Exercise brief ->
Give the number of lines holding the string "全省各地基层党组织和" and nothing more.

══ Information shown ══

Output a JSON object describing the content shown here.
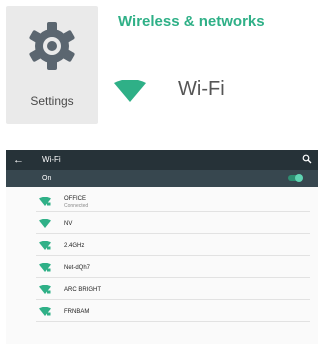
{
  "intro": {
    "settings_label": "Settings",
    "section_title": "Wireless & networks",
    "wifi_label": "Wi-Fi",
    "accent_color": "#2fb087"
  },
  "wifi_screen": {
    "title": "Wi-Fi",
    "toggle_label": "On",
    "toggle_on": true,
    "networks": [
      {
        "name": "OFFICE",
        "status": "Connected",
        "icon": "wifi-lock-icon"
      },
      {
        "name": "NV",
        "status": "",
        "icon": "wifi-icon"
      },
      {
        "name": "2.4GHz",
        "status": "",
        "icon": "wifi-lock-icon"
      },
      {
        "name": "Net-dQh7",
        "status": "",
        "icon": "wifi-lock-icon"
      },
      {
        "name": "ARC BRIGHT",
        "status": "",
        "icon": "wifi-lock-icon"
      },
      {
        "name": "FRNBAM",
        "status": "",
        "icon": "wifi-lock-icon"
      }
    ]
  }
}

═══
══ Information shown ══

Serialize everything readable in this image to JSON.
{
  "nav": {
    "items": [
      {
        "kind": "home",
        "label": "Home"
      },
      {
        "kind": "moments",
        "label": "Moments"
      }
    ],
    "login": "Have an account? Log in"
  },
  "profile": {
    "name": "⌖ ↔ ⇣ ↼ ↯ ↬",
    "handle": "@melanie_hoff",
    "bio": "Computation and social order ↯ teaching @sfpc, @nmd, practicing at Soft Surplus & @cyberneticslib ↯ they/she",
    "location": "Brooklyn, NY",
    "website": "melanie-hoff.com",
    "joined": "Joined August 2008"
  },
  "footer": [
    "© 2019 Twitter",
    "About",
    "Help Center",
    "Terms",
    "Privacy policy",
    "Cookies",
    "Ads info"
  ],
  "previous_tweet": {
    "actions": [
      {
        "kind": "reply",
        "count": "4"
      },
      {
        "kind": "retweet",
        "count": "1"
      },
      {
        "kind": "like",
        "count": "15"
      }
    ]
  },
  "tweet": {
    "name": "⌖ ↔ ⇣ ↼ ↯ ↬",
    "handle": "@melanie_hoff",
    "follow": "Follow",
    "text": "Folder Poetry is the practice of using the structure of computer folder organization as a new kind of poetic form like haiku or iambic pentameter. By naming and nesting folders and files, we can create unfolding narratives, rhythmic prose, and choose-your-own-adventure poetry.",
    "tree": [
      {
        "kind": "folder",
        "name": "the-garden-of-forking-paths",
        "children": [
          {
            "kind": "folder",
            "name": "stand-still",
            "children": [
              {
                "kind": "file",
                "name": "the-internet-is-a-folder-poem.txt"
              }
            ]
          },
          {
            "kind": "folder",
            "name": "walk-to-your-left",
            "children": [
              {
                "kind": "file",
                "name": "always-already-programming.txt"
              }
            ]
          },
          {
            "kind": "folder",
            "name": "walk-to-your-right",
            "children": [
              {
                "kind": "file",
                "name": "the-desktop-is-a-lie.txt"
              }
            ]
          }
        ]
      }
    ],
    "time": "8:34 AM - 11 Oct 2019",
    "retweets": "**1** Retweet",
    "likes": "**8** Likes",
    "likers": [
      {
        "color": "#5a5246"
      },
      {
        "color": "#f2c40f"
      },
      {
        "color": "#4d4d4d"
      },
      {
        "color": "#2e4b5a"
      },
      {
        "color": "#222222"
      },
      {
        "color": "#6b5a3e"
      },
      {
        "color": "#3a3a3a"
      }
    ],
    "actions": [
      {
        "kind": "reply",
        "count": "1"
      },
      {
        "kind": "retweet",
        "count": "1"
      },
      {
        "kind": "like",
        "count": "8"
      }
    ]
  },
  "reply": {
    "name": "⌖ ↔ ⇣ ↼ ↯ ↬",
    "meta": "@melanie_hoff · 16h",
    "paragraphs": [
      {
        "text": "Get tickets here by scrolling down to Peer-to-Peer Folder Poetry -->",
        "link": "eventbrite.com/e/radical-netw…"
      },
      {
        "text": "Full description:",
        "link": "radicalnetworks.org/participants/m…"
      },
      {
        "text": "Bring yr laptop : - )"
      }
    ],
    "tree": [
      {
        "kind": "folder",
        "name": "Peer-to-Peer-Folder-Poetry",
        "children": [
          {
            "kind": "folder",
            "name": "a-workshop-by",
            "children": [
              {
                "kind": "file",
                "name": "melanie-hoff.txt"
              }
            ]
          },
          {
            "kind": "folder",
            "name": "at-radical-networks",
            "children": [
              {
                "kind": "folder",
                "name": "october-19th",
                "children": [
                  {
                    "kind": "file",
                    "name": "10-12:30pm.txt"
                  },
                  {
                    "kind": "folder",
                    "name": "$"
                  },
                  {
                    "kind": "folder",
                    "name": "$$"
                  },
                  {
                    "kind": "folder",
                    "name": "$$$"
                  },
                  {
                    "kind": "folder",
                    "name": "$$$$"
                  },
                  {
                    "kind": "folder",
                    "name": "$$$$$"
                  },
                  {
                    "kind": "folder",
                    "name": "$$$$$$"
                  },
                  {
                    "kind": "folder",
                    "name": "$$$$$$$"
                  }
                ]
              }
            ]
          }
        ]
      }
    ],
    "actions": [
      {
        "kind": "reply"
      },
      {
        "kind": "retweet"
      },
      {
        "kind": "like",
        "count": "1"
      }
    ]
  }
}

═══
══ Information shown ══

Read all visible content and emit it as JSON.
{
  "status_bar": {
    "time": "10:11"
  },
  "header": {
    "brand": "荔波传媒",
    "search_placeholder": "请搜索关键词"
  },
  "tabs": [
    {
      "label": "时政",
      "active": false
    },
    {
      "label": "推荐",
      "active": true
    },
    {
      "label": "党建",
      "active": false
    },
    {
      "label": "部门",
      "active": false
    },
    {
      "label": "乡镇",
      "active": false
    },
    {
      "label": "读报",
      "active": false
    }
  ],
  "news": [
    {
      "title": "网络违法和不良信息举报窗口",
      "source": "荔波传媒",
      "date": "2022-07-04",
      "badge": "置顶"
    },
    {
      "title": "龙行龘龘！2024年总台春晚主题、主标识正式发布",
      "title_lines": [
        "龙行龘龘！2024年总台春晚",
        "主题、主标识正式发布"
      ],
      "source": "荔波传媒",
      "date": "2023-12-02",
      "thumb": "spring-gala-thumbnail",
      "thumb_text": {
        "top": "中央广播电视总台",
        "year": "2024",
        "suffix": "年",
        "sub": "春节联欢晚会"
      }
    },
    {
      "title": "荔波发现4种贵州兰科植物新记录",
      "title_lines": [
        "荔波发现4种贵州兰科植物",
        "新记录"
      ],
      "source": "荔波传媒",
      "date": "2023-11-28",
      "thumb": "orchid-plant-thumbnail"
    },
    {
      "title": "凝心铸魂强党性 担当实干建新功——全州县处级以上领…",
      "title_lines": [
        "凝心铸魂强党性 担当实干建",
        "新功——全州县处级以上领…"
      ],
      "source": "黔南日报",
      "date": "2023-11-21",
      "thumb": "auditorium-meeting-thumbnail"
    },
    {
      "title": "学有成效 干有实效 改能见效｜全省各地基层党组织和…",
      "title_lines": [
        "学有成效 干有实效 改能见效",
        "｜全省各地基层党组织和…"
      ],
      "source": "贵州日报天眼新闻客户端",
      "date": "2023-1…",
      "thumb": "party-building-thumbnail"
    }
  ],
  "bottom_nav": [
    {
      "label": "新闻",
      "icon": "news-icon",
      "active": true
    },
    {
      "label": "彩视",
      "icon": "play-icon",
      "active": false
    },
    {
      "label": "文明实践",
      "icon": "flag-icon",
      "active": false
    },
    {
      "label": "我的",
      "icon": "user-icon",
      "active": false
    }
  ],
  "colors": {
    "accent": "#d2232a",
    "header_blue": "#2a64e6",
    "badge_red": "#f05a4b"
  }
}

═══

Answer to this exercise ->
2